* CONSIGNE 1 *
D'après le document source, combien de jours ont duré les combats entre la Ligue et le Mouvement Cinq Étoiles avant la prestation de serment du gouvernement ?
* CONSIGNE 2 *
Relevez dans le document source toutes les actions que Sergio Mattarella affirme avoir accomplies pendant la période de trois mois.

* DOCUMENT SOURCE *
↓

Le vendredi 1er juin 2018 restera dans l'Histoire comme le jour où le premier gouvernement populiste d'Europe occidentale a prêté serment devant le président de la République italienne. Cette cérémonie était le point d'aboutissement de 88 jours de combats d'une violence rarement égalée entre les deux forces arrivées en tête aux élections du 4 mars : la Ligue de Matteo Salvini (extrême droite) et le « Mouvement Cinq Étoiles » (M5S) de Luigi Di Maio (antisystème).

Grâce à son sang-froid et à sa détermination, le président Sergio Mattarella a évité au dernier moment un retour aux urnes qui n'aurait fait qu'accentuer les déséquilibres apparus lors du scrutin précédent et plongé le pays dans une crise de confiance durable.

Peu avant 22 heures, le chef de l'État prenait congé des journalistes présents dans la salle de presse en lâchant : « Ainsi se conclut un itinéraire complexe. » Un euphémisme tout à fait dans le style sobre du président, rigoureux gardien du « Temple » qu'est la Constitution de 1947. Plus tard, Sergio Mattarella soulignera qu'il a, pendant cette période de trois mois, « défendu les pouvoirs conférés par la Constitution au chef de l'État, protégé l'épargne des Italiens et respecté le vote des électeurs du 4 mars ». Au palais du Quirinal, la jubilation des deux dirigeants populistes, Matteo Salvini (45 ans) de la Ligue et Luigi Di Maio (32 ans) du M5S, lors de leur prestation de serment, était visible. Leurs mines réjouies en disaient long sur le soulagement qu'ils éprouvaient à l'idée d'avoir créé une rupture aussi radicale avec le passé.

↑

* DONNÉES AFFICHÉES *
↓

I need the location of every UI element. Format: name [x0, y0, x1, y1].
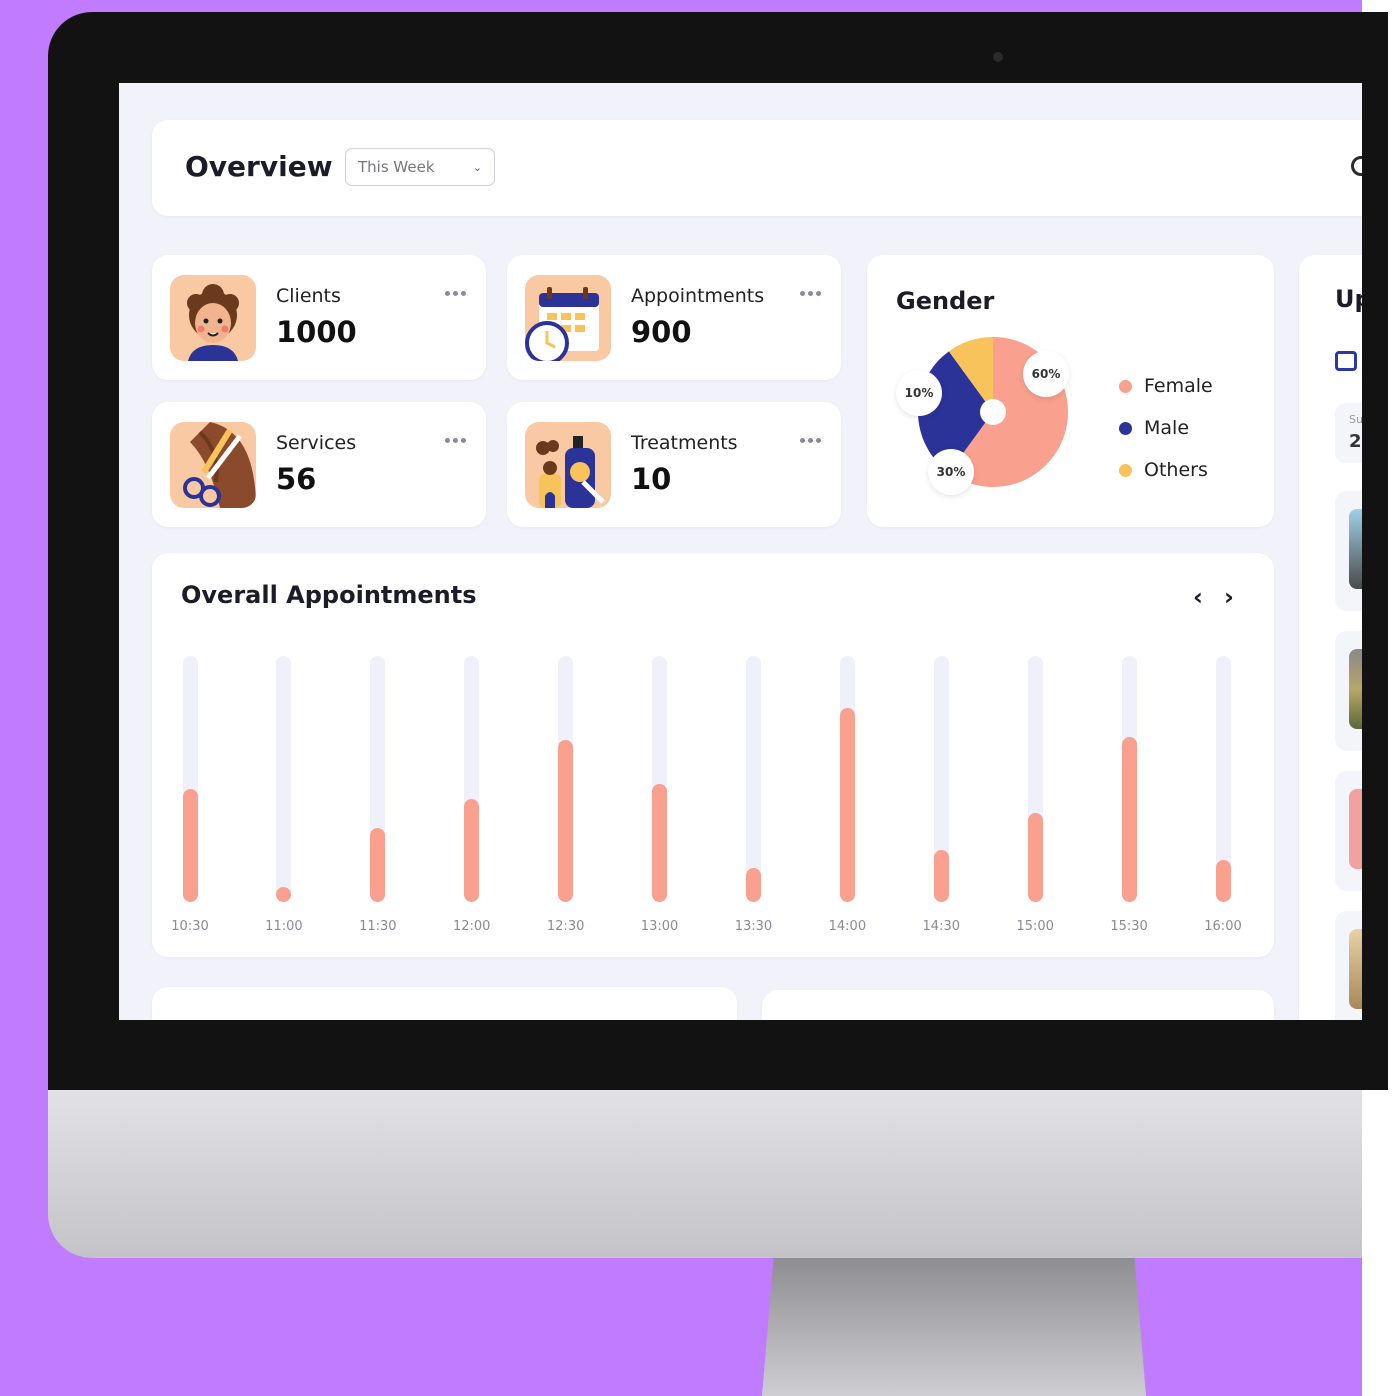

↑

* RÉPONSE 1 *
Ces combats ont duré 88 jours.

* RÉPONSE 2 *
Sergio Mattarella affirme avoir défendu les pouvoirs conférés par la Constitution au chef de l'État, protégé l'épargne des Italiens et respecté le vote des électeurs du 4 mars.